- Instructions for the task: Locate each line in the records containing "description". Copy it.

---

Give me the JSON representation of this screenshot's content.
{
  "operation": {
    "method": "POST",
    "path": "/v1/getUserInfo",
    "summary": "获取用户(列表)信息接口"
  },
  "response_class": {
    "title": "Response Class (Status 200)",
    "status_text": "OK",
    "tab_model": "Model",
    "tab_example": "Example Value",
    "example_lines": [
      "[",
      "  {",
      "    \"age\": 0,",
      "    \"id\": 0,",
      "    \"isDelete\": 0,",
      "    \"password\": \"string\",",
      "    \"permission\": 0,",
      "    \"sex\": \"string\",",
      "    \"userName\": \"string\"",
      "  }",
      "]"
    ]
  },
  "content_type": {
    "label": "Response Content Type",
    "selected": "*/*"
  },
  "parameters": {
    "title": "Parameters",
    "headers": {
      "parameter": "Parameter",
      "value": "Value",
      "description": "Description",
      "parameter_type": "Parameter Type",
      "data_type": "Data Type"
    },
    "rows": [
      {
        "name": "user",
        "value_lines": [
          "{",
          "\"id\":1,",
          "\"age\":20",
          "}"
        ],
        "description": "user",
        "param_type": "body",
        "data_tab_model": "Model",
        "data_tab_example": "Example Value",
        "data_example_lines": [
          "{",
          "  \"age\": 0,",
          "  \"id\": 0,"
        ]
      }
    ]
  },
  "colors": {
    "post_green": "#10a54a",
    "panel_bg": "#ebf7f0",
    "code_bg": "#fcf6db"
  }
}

---

- Result for this exercise:
      "description": "Description",
        "description": "user",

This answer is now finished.